TASK TO COMPLETE:
Repeat the entries that follow verbatim, without any of their pictures.

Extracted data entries
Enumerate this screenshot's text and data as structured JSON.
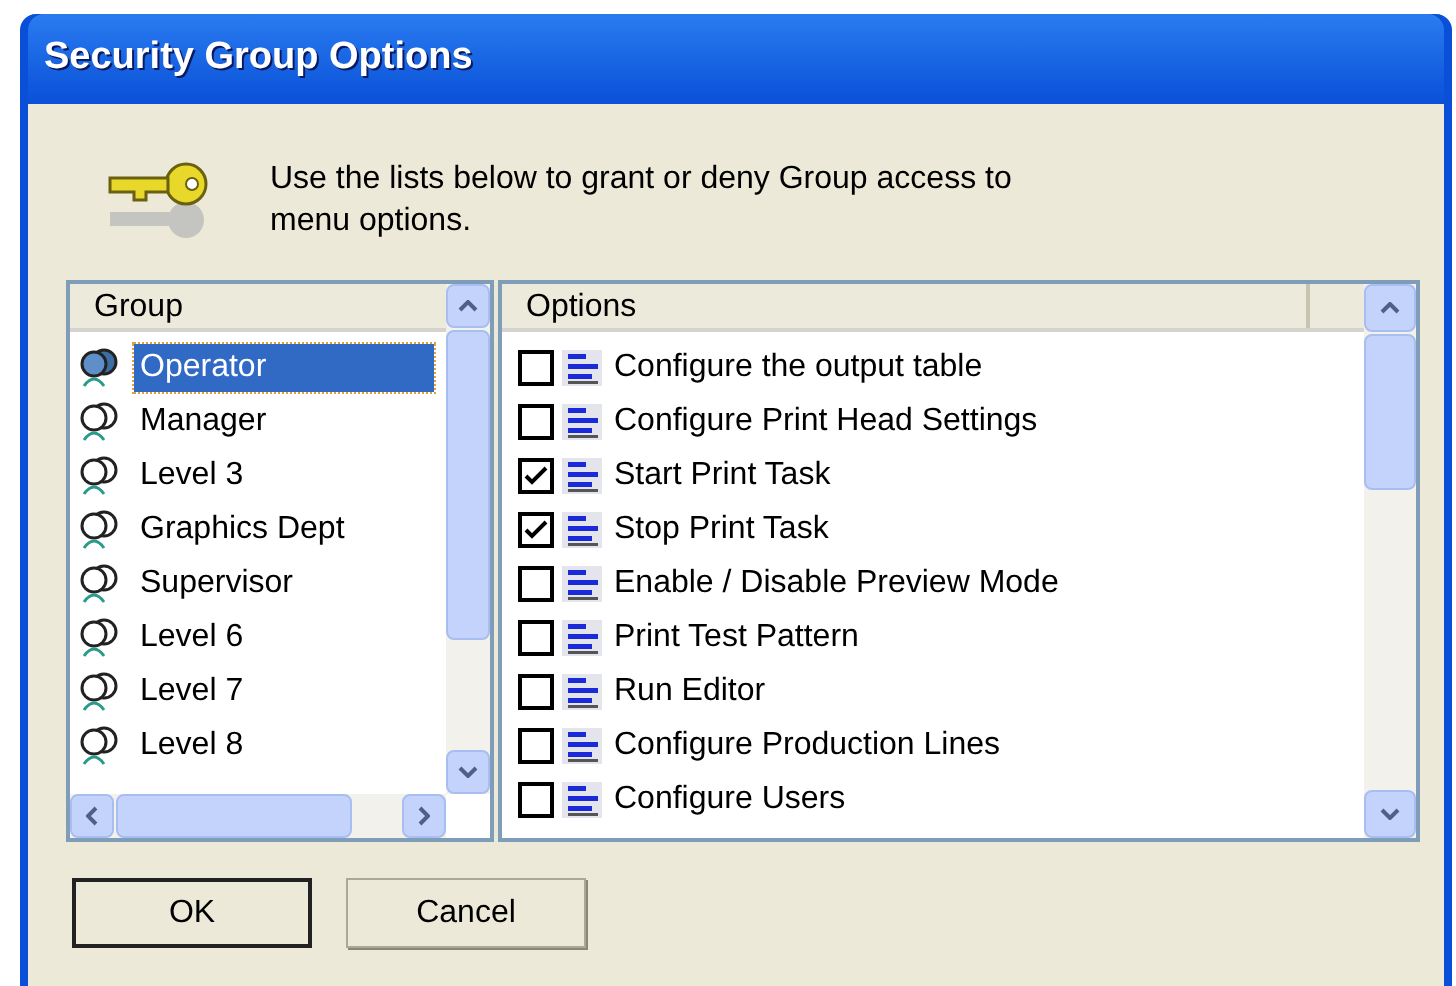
{
  "window": {
    "title": "Security Group Options"
  },
  "instructions": "Use the lists below to grant or deny Group access to menu options.",
  "groups": {
    "header": "Group",
    "items": [
      {
        "label": "Operator",
        "selected": true
      },
      {
        "label": "Manager",
        "selected": false
      },
      {
        "label": "Level 3",
        "selected": false
      },
      {
        "label": "Graphics Dept",
        "selected": false
      },
      {
        "label": "Supervisor",
        "selected": false
      },
      {
        "label": "Level 6",
        "selected": false
      },
      {
        "label": "Level 7",
        "selected": false
      },
      {
        "label": "Level 8",
        "selected": false
      }
    ]
  },
  "options": {
    "header": "Options",
    "items": [
      {
        "label": "Configure the output table",
        "checked": false
      },
      {
        "label": "Configure Print Head Settings",
        "checked": false
      },
      {
        "label": "Start Print Task",
        "checked": true
      },
      {
        "label": "Stop Print Task",
        "checked": true
      },
      {
        "label": "Enable / Disable Preview Mode",
        "checked": false
      },
      {
        "label": "Print Test Pattern",
        "checked": false
      },
      {
        "label": "Run Editor",
        "checked": false
      },
      {
        "label": "Configure Production Lines",
        "checked": false
      },
      {
        "label": "Configure Users",
        "checked": false
      }
    ]
  },
  "buttons": [
    {
      "label": "OK",
      "kind": "default"
    },
    {
      "label": "Cancel",
      "kind": "normal"
    }
  ]
}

TASK SOLUTION:
Enumerate this screenshot's text and data as structured JSON.
{
  "window": {
    "title": "Security Group Options"
  },
  "instructions": "Use the lists below to grant or deny Group access to menu options.",
  "groups": {
    "header": "Group",
    "items": [
      {
        "label": "Operator",
        "selected": true
      },
      {
        "label": "Manager",
        "selected": false
      },
      {
        "label": "Level 3",
        "selected": false
      },
      {
        "label": "Graphics Dept",
        "selected": false
      },
      {
        "label": "Supervisor",
        "selected": false
      },
      {
        "label": "Level 6",
        "selected": false
      },
      {
        "label": "Level 7",
        "selected": false
      },
      {
        "label": "Level 8",
        "selected": false
      }
    ]
  },
  "options": {
    "header": "Options",
    "items": [
      {
        "label": "Configure the output table",
        "checked": false
      },
      {
        "label": "Configure Print Head Settings",
        "checked": false
      },
      {
        "label": "Start Print Task",
        "checked": true
      },
      {
        "label": "Stop Print Task",
        "checked": true
      },
      {
        "label": "Enable / Disable Preview Mode",
        "checked": false
      },
      {
        "label": "Print Test Pattern",
        "checked": false
      },
      {
        "label": "Run Editor",
        "checked": false
      },
      {
        "label": "Configure Production Lines",
        "checked": false
      },
      {
        "label": "Configure Users",
        "checked": false
      }
    ]
  },
  "buttons": [
    {
      "label": "OK",
      "kind": "default"
    },
    {
      "label": "Cancel",
      "kind": "normal"
    }
  ]
}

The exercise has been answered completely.